***** Given information

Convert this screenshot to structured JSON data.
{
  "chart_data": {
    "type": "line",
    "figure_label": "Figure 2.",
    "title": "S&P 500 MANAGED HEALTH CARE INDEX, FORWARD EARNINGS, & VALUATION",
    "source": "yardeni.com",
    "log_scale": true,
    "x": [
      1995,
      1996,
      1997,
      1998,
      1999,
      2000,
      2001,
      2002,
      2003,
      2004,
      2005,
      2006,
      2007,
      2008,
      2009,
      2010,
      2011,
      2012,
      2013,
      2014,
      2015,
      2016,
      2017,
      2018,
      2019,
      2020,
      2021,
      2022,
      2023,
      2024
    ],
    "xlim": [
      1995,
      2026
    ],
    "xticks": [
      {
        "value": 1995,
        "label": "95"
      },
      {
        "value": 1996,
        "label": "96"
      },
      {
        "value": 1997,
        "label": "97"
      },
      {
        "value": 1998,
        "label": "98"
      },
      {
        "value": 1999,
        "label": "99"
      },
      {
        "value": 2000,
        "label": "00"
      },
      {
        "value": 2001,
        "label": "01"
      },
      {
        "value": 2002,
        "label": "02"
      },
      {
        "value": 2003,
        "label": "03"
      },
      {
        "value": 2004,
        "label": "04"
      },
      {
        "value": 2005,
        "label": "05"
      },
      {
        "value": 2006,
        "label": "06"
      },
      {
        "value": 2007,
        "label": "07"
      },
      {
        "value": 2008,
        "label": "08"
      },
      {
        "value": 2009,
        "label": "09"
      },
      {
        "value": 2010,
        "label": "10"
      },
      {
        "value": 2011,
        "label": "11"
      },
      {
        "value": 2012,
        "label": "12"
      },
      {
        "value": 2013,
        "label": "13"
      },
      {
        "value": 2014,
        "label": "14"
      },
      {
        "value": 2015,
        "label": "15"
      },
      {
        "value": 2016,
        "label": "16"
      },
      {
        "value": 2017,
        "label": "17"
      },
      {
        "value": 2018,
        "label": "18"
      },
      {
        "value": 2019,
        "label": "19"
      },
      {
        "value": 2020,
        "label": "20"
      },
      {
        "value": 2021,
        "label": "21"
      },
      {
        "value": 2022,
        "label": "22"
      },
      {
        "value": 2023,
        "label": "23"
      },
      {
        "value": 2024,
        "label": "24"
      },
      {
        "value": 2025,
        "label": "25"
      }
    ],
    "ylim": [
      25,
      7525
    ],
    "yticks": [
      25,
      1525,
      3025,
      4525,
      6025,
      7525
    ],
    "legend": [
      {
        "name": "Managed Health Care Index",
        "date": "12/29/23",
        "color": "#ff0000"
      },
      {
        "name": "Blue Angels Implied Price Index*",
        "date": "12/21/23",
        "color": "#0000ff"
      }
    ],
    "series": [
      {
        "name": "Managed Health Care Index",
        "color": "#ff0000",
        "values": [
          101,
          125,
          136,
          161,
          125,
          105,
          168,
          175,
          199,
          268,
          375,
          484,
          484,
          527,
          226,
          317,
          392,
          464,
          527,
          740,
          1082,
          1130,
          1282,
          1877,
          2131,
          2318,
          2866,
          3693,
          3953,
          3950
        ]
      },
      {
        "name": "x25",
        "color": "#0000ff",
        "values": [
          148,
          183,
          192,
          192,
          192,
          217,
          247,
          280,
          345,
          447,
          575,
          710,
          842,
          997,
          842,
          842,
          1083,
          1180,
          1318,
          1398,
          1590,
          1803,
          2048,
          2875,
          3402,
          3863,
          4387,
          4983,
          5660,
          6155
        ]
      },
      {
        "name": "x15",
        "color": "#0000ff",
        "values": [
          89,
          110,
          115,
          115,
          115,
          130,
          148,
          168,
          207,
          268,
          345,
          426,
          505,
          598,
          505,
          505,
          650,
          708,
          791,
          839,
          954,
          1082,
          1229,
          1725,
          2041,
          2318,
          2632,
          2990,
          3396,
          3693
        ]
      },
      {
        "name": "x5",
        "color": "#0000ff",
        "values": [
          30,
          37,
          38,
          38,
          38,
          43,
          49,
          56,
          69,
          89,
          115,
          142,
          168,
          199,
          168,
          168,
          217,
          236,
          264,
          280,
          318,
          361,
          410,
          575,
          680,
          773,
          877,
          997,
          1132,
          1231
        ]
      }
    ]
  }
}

**********

**Description of the task**
Recopy the entries above exactly, with every line included.

**Complete output**
Convert this screenshot to structured JSON data.
{
  "chart_data": {
    "type": "line",
    "figure_label": "Figure 2.",
    "title": "S&P 500 MANAGED HEALTH CARE INDEX, FORWARD EARNINGS, & VALUATION",
    "source": "yardeni.com",
    "log_scale": true,
    "x": [
      1995,
      1996,
      1997,
      1998,
      1999,
      2000,
      2001,
      2002,
      2003,
      2004,
      2005,
      2006,
      2007,
      2008,
      2009,
      2010,
      2011,
      2012,
      2013,
      2014,
      2015,
      2016,
      2017,
      2018,
      2019,
      2020,
      2021,
      2022,
      2023,
      2024
    ],
    "xlim": [
      1995,
      2026
    ],
    "xticks": [
      {
        "value": 1995,
        "label": "95"
      },
      {
        "value": 1996,
        "label": "96"
      },
      {
        "value": 1997,
        "label": "97"
      },
      {
        "value": 1998,
        "label": "98"
      },
      {
        "value": 1999,
        "label": "99"
      },
      {
        "value": 2000,
        "label": "00"
      },
      {
        "value": 2001,
        "label": "01"
      },
      {
        "value": 2002,
        "label": "02"
      },
      {
        "value": 2003,
        "label": "03"
      },
      {
        "value": 2004,
        "label": "04"
      },
      {
        "value": 2005,
        "label": "05"
      },
      {
        "value": 2006,
        "label": "06"
      },
      {
        "value": 2007,
        "label": "07"
      },
      {
        "value": 2008,
        "label": "08"
      },
      {
        "value": 2009,
        "label": "09"
      },
      {
        "value": 2010,
        "label": "10"
      },
      {
        "value": 2011,
        "label": "11"
      },
      {
        "value": 2012,
        "label": "12"
      },
      {
        "value": 2013,
        "label": "13"
      },
      {
        "value": 2014,
        "label": "14"
      },
      {
        "value": 2015,
        "label": "15"
      },
      {
        "value": 2016,
        "label": "16"
      },
      {
        "value": 2017,
        "label": "17"
      },
      {
        "value": 2018,
        "label": "18"
      },
      {
        "value": 2019,
        "label": "19"
      },
      {
        "value": 2020,
        "label": "20"
      },
      {
        "value": 2021,
        "label": "21"
      },
      {
        "value": 2022,
        "label": "22"
      },
      {
        "value": 2023,
        "label": "23"
      },
      {
        "value": 2024,
        "label": "24"
      },
      {
        "value": 2025,
        "label": "25"
      }
    ],
    "ylim": [
      25,
      7525
    ],
    "yticks": [
      25,
      1525,
      3025,
      4525,
      6025,
      7525
    ],
    "legend": [
      {
        "name": "Managed Health Care Index",
        "date": "12/29/23",
        "color": "#ff0000"
      },
      {
        "name": "Blue Angels Implied Price Index*",
        "date": "12/21/23",
        "color": "#0000ff"
      }
    ],
    "series": [
      {
        "name": "Managed Health Care Index",
        "color": "#ff0000",
        "values": [
          101,
          125,
          136,
          161,
          125,
          105,
          168,
          175,
          199,
          268,
          375,
          484,
          484,
          527,
          226,
          317,
          392,
          464,
          527,
          740,
          1082,
          1130,
          1282,
          1877,
          2131,
          2318,
          2866,
          3693,
          3953,
          3950
        ]
      },
      {
        "name": "x25",
        "color": "#0000ff",
        "values": [
          148,
          183,
          192,
          192,
          192,
          217,
          247,
          280,
          345,
          447,
          575,
          710,
          842,
          997,
          842,
          842,
          1083,
          1180,
          1318,
          1398,
          1590,
          1803,
          2048,
          2875,
          3402,
          3863,
          4387,
          4983,
          5660,
          6155
        ]
      },
      {
        "name": "x15",
        "color": "#0000ff",
        "values": [
          89,
          110,
          115,
          115,
          115,
          130,
          148,
          168,
          207,
          268,
          345,
          426,
          505,
          598,
          505,
          505,
          650,
          708,
          791,
          839,
          954,
          1082,
          1229,
          1725,
          2041,
          2318,
          2632,
          2990,
          3396,
          3693
        ]
      },
      {
        "name": "x5",
        "color": "#0000ff",
        "values": [
          30,
          37,
          38,
          38,
          38,
          43,
          49,
          56,
          69,
          89,
          115,
          142,
          168,
          199,
          168,
          168,
          217,
          236,
          264,
          280,
          318,
          361,
          410,
          575,
          680,
          773,
          877,
          997,
          1132,
          1231
        ]
      }
    ]
  }
}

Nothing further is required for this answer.